Directions:
Every record must be transcribed in its entirety, apart from the images, which are to be omitted.

Information shown:
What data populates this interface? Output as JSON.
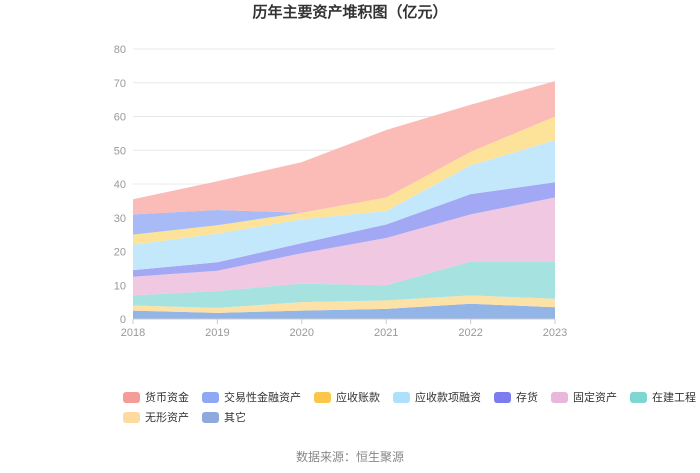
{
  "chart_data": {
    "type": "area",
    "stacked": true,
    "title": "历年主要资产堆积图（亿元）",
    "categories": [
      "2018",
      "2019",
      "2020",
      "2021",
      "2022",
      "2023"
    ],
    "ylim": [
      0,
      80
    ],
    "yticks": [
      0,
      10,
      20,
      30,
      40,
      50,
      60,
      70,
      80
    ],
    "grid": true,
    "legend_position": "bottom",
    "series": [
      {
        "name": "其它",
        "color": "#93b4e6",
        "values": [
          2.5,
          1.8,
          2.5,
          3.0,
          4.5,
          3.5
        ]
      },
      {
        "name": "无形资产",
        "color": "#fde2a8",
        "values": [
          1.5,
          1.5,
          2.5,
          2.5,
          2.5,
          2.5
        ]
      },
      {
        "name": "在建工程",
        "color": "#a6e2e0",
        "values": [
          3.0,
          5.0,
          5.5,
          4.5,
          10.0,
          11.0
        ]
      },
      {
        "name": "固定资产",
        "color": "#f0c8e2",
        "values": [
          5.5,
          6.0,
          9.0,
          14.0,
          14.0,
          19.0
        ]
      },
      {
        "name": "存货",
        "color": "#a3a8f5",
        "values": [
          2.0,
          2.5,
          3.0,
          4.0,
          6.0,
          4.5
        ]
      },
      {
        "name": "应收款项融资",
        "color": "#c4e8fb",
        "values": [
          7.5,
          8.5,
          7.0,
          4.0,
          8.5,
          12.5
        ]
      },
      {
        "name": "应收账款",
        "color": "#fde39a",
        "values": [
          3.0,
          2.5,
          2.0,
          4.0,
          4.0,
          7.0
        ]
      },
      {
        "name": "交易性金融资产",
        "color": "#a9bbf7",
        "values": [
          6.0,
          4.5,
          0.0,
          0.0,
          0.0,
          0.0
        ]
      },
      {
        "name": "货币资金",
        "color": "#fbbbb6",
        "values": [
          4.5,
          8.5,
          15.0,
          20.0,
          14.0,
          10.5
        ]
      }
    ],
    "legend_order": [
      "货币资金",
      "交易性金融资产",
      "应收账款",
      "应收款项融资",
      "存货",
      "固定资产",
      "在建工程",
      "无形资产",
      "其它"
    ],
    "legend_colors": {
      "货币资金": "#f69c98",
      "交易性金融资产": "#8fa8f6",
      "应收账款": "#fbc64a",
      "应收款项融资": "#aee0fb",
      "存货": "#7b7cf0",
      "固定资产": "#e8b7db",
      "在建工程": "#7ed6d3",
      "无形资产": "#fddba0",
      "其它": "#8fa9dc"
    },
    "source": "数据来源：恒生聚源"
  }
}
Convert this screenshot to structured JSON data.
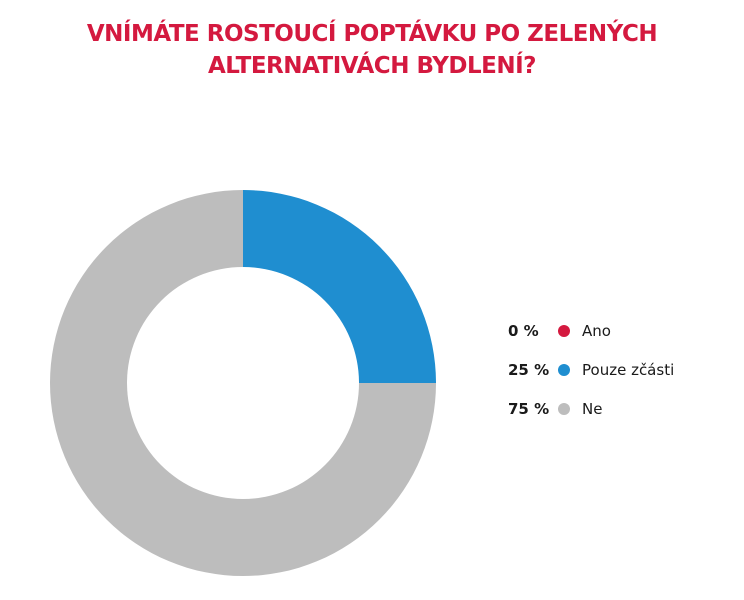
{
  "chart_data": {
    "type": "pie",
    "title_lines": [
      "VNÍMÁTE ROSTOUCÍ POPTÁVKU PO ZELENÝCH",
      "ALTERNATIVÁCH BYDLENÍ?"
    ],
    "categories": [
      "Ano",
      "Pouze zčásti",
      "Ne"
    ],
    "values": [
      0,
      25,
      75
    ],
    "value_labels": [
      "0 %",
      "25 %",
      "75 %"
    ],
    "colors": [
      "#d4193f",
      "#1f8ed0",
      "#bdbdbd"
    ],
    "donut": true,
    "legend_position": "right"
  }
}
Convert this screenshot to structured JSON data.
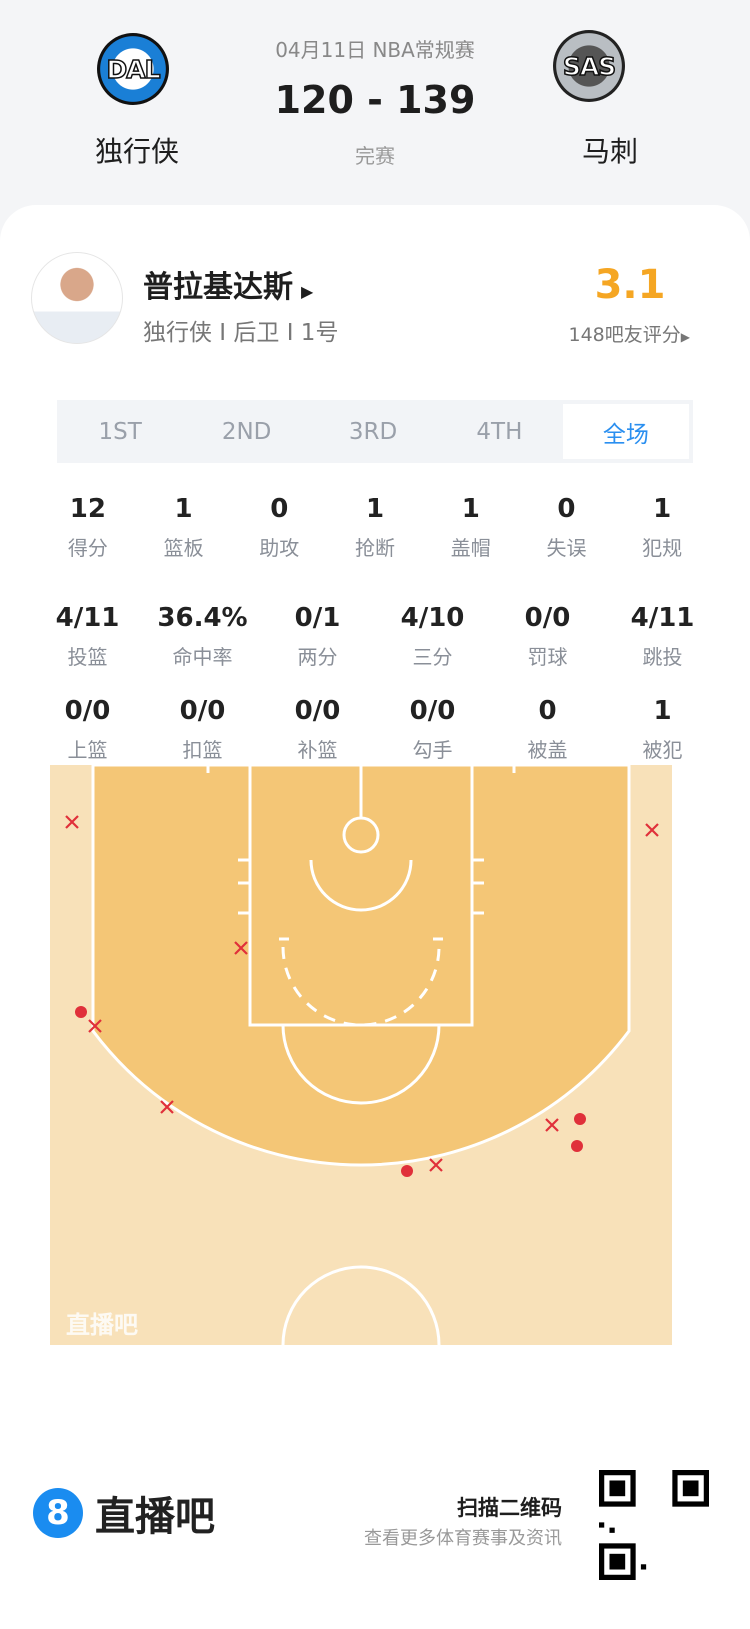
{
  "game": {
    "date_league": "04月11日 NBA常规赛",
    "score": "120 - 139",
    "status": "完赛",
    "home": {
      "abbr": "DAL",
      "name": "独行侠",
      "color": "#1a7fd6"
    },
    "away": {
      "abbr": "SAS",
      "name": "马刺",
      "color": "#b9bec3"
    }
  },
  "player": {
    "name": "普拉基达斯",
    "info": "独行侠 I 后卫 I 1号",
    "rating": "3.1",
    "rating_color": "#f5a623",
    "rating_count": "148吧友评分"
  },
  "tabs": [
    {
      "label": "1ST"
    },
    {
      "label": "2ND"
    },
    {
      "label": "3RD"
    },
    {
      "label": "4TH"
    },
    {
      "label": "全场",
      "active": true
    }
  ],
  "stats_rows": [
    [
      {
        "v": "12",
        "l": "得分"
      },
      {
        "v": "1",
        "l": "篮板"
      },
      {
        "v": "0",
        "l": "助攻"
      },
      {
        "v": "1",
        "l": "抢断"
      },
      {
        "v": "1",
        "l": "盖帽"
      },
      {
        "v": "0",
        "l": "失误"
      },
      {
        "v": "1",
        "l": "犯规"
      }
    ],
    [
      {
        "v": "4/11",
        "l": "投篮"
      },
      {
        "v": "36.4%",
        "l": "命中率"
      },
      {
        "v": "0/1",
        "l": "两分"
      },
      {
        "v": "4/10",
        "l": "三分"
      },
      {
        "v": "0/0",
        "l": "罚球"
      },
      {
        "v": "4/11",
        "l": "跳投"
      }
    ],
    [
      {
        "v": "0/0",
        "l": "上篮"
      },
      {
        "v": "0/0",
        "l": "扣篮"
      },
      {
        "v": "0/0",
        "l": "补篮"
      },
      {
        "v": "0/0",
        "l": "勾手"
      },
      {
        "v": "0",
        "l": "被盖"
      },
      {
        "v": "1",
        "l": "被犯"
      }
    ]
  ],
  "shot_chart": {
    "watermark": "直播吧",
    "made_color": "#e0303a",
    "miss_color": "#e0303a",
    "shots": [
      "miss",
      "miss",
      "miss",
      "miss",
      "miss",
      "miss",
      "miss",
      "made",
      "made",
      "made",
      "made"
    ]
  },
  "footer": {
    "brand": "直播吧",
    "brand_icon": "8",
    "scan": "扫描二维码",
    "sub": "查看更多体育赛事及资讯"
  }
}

Final result:
What data populates this interface? Output as JSON.
{
  "chart_data": {
    "type": "area",
    "stacked": true,
    "title": "历年主要资产堆积图（亿元）",
    "categories": [
      "2018",
      "2019",
      "2020",
      "2021",
      "2022",
      "2023"
    ],
    "ylim": [
      0,
      80
    ],
    "yticks": [
      0,
      10,
      20,
      30,
      40,
      50,
      60,
      70,
      80
    ],
    "grid": true,
    "legend_position": "bottom",
    "series": [
      {
        "name": "其它",
        "color": "#93b4e6",
        "values": [
          2.5,
          1.8,
          2.5,
          3.0,
          4.5,
          3.5
        ]
      },
      {
        "name": "无形资产",
        "color": "#fde2a8",
        "values": [
          1.5,
          1.5,
          2.5,
          2.5,
          2.5,
          2.5
        ]
      },
      {
        "name": "在建工程",
        "color": "#a6e2e0",
        "values": [
          3.0,
          5.0,
          5.5,
          4.5,
          10.0,
          11.0
        ]
      },
      {
        "name": "固定资产",
        "color": "#f0c8e2",
        "values": [
          5.5,
          6.0,
          9.0,
          14.0,
          14.0,
          19.0
        ]
      },
      {
        "name": "存货",
        "color": "#a3a8f5",
        "values": [
          2.0,
          2.5,
          3.0,
          4.0,
          6.0,
          4.5
        ]
      },
      {
        "name": "应收款项融资",
        "color": "#c4e8fb",
        "values": [
          7.5,
          8.5,
          7.0,
          4.0,
          8.5,
          12.5
        ]
      },
      {
        "name": "应收账款",
        "color": "#fde39a",
        "values": [
          3.0,
          2.5,
          2.0,
          4.0,
          4.0,
          7.0
        ]
      },
      {
        "name": "交易性金融资产",
        "color": "#a9bbf7",
        "values": [
          6.0,
          4.5,
          0.0,
          0.0,
          0.0,
          0.0
        ]
      },
      {
        "name": "货币资金",
        "color": "#fbbbb6",
        "values": [
          4.5,
          8.5,
          15.0,
          20.0,
          14.0,
          10.5
        ]
      }
    ],
    "legend_order": [
      "货币资金",
      "交易性金融资产",
      "应收账款",
      "应收款项融资",
      "存货",
      "固定资产",
      "在建工程",
      "无形资产",
      "其它"
    ],
    "legend_colors": {
      "货币资金": "#f69c98",
      "交易性金融资产": "#8fa8f6",
      "应收账款": "#fbc64a",
      "应收款项融资": "#aee0fb",
      "存货": "#7b7cf0",
      "固定资产": "#e8b7db",
      "在建工程": "#7ed6d3",
      "无形资产": "#fddba0",
      "其它": "#8fa9dc"
    },
    "source": "数据来源：恒生聚源"
  }
}
Convert this screenshot to structured JSON data.
{
  "chart_data": {
    "type": "pie",
    "title_lines": [
      "VNÍMÁTE ROSTOUCÍ POPTÁVKU PO ZELENÝCH",
      "ALTERNATIVÁCH BYDLENÍ?"
    ],
    "categories": [
      "Ano",
      "Pouze zčásti",
      "Ne"
    ],
    "values": [
      0,
      25,
      75
    ],
    "value_labels": [
      "0 %",
      "25 %",
      "75 %"
    ],
    "colors": [
      "#d4193f",
      "#1f8ed0",
      "#bdbdbd"
    ],
    "donut": true,
    "legend_position": "right"
  }
}
Convert this screenshot to structured JSON data.
{
  "game": {
    "date_league": "04月11日 NBA常规赛",
    "score": "120 - 139",
    "status": "完赛",
    "home": {
      "abbr": "DAL",
      "name": "独行侠",
      "color": "#1a7fd6"
    },
    "away": {
      "abbr": "SAS",
      "name": "马刺",
      "color": "#b9bec3"
    }
  },
  "player": {
    "name": "普拉基达斯",
    "info": "独行侠 I 后卫 I 1号",
    "rating": "3.1",
    "rating_color": "#f5a623",
    "rating_count": "148吧友评分"
  },
  "tabs": [
    {
      "label": "1ST"
    },
    {
      "label": "2ND"
    },
    {
      "label": "3RD"
    },
    {
      "label": "4TH"
    },
    {
      "label": "全场",
      "active": true
    }
  ],
  "stats_rows": [
    [
      {
        "v": "12",
        "l": "得分"
      },
      {
        "v": "1",
        "l": "篮板"
      },
      {
        "v": "0",
        "l": "助攻"
      },
      {
        "v": "1",
        "l": "抢断"
      },
      {
        "v": "1",
        "l": "盖帽"
      },
      {
        "v": "0",
        "l": "失误"
      },
      {
        "v": "1",
        "l": "犯规"
      }
    ],
    [
      {
        "v": "4/11",
        "l": "投篮"
      },
      {
        "v": "36.4%",
        "l": "命中率"
      },
      {
        "v": "0/1",
        "l": "两分"
      },
      {
        "v": "4/10",
        "l": "三分"
      },
      {
        "v": "0/0",
        "l": "罚球"
      },
      {
        "v": "4/11",
        "l": "跳投"
      }
    ],
    [
      {
        "v": "0/0",
        "l": "上篮"
      },
      {
        "v": "0/0",
        "l": "扣篮"
      },
      {
        "v": "0/0",
        "l": "补篮"
      },
      {
        "v": "0/0",
        "l": "勾手"
      },
      {
        "v": "0",
        "l": "被盖"
      },
      {
        "v": "1",
        "l": "被犯"
      }
    ]
  ],
  "shot_chart": {
    "watermark": "直播吧",
    "made_color": "#e0303a",
    "miss_color": "#e0303a",
    "shots": [
      "miss",
      "miss",
      "miss",
      "miss",
      "miss",
      "miss",
      "miss",
      "made",
      "made",
      "made",
      "made"
    ]
  },
  "footer": {
    "brand": "直播吧",
    "brand_icon": "8",
    "scan": "扫描二维码",
    "sub": "查看更多体育赛事及资讯"
  }
}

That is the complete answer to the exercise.